■ **WHAT YOU NEED TO DO**:
All lines in the data bearing the string "ਵਰਕਰ" should be identified and copied.

■ **MATERIAL PROVIDED**:
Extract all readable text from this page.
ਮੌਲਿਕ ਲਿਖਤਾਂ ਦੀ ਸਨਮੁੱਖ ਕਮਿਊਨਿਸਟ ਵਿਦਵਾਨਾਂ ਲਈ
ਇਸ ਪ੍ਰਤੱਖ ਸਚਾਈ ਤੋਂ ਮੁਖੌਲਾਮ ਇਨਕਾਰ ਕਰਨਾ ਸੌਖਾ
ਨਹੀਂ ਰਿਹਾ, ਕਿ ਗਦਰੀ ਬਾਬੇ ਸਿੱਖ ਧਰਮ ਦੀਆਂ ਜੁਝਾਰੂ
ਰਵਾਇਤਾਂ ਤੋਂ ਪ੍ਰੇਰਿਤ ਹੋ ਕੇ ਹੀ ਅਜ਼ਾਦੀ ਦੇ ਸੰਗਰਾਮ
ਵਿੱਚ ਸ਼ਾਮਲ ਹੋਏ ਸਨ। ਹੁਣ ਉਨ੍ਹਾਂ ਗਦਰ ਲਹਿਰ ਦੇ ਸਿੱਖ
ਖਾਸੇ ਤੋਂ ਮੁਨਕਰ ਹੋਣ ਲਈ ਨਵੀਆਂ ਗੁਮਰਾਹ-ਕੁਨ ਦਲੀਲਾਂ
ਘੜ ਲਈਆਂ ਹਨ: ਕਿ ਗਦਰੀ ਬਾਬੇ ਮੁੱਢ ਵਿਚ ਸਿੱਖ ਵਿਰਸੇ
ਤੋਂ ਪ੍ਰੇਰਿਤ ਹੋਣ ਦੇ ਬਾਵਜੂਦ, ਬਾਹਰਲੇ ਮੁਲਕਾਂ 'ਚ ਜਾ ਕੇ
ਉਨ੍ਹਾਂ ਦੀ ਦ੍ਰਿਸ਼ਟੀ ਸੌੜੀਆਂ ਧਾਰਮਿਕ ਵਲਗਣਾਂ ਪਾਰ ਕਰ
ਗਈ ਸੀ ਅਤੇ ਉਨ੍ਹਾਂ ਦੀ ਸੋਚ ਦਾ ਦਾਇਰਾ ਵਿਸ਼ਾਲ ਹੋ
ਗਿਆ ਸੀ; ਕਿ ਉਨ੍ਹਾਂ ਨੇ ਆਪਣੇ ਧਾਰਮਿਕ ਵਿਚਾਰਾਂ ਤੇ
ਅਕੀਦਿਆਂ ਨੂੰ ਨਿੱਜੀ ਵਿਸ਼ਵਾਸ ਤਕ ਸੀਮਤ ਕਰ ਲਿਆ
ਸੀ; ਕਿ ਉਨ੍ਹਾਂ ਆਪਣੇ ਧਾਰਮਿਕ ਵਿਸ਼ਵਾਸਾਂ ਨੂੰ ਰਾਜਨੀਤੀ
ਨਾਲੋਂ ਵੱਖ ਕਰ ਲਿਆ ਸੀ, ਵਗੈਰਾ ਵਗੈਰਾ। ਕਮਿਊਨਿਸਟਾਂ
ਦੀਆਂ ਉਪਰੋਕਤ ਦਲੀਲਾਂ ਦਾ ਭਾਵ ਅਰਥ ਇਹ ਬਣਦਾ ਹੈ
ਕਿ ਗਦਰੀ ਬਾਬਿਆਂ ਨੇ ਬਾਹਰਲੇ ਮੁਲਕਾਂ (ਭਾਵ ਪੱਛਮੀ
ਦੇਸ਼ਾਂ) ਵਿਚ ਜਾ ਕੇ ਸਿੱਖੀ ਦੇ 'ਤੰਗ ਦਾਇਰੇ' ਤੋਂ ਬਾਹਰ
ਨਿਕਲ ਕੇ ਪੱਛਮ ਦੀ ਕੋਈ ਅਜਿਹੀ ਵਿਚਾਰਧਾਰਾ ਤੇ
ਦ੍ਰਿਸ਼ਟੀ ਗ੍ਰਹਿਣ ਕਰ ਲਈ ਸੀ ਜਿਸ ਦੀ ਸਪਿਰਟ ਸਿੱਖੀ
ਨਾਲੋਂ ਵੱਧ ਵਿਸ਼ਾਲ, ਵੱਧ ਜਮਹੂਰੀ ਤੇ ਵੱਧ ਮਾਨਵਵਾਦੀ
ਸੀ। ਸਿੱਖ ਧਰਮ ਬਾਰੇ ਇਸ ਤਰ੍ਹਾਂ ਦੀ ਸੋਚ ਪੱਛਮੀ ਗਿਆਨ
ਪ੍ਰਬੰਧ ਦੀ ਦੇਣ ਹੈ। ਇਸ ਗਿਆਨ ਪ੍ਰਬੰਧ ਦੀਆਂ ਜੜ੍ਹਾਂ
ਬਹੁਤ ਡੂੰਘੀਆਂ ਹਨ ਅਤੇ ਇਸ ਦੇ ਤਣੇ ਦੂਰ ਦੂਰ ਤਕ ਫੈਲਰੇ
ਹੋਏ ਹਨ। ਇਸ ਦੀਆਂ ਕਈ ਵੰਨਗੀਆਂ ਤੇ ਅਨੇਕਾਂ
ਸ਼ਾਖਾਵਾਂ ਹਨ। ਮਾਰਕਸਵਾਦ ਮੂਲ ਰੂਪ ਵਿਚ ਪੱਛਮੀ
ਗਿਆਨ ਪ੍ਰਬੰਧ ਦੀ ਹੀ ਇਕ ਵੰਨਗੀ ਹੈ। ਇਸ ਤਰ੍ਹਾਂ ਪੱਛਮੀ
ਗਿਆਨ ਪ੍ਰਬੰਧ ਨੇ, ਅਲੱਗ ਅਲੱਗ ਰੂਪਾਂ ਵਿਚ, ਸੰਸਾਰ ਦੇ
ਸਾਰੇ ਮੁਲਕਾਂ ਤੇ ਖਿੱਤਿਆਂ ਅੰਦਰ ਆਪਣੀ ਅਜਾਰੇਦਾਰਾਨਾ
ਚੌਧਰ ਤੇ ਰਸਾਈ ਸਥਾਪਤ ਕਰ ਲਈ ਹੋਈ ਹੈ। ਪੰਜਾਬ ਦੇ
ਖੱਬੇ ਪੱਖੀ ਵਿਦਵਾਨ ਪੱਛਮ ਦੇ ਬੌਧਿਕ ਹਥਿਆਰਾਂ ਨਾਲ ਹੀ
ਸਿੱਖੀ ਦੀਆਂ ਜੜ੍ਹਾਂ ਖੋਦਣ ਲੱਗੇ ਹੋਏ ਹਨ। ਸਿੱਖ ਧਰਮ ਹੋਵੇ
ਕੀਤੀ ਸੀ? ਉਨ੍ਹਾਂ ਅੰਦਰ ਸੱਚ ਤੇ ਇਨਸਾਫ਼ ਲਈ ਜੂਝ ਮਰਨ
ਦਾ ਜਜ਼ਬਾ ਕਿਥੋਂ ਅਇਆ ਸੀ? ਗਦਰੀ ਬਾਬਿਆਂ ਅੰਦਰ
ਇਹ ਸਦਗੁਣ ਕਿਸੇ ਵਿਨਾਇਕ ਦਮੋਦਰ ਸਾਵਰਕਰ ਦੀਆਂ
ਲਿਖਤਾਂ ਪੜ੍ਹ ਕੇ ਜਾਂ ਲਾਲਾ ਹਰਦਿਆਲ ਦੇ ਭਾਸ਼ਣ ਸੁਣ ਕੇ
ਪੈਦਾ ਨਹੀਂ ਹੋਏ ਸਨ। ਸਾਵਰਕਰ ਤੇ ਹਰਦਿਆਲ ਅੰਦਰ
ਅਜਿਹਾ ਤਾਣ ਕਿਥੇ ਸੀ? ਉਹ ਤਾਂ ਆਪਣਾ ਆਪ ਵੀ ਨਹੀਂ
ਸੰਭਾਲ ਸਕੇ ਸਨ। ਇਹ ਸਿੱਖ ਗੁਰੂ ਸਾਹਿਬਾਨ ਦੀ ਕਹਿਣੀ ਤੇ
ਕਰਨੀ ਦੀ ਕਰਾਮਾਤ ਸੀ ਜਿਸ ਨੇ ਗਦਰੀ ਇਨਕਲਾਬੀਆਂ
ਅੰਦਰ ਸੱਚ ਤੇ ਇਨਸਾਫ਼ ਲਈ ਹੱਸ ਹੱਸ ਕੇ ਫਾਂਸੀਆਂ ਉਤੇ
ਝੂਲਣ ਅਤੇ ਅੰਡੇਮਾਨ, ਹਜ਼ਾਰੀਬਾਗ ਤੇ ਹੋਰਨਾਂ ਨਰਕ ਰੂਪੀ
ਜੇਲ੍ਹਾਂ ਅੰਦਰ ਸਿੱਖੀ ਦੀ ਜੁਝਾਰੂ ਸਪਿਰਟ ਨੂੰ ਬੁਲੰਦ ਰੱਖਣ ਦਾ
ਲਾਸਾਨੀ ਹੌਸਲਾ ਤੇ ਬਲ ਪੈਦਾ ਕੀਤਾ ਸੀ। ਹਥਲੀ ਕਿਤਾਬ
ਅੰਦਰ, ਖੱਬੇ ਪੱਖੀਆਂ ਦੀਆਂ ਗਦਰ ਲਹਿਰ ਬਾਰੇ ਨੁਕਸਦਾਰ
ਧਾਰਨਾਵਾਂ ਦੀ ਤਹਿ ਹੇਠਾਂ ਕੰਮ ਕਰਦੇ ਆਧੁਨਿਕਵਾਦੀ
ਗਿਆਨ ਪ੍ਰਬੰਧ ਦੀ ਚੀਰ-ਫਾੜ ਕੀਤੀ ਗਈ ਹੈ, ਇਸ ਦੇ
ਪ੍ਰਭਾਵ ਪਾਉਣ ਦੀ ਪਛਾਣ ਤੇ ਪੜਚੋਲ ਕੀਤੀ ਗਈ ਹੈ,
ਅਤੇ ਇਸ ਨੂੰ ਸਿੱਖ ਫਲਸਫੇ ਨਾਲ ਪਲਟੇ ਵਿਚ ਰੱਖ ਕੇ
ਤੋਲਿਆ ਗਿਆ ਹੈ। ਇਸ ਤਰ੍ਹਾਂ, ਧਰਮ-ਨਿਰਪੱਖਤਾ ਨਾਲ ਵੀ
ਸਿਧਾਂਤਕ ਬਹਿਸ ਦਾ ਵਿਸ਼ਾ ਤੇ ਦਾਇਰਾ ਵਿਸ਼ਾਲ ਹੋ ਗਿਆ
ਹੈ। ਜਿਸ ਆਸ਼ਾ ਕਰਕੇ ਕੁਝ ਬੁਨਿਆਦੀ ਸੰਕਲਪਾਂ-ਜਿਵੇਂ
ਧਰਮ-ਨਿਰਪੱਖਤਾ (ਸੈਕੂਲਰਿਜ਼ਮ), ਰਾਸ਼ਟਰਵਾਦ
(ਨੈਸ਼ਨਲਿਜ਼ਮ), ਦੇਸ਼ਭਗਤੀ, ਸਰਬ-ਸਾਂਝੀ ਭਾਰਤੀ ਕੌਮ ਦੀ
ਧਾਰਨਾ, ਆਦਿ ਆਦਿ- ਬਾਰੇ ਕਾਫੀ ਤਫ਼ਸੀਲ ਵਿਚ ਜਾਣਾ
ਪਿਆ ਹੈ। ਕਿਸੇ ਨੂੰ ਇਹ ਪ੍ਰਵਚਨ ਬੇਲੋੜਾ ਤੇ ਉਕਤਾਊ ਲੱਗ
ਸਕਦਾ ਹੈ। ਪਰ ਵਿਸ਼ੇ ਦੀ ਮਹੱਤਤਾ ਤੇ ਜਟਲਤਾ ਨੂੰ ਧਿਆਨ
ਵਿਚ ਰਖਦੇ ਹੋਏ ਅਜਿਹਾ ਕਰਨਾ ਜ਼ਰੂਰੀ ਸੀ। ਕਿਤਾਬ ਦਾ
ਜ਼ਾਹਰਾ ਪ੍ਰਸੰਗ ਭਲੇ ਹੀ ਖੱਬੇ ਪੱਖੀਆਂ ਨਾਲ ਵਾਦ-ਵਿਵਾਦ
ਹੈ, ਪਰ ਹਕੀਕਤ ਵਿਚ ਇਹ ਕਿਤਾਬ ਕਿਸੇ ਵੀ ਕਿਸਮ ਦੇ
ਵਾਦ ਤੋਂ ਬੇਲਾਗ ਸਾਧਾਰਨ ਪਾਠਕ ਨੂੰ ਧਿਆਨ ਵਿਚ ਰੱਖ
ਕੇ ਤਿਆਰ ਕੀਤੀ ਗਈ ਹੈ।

■ **RESULT OF THIS TASK**:
ਇਹ ਸਦਗੁਣ ਕਿਸੇ ਵਿਨਾਇਕ ਦਮੋਦਰ ਸਾਵਰਕਰ ਦੀਆਂ
ਪੈਦਾ ਨਹੀਂ ਹੋਏ ਸਨ। ਸਾਵਰਕਰ ਤੇ ਹਰਦਿਆਲ ਅੰਦਰ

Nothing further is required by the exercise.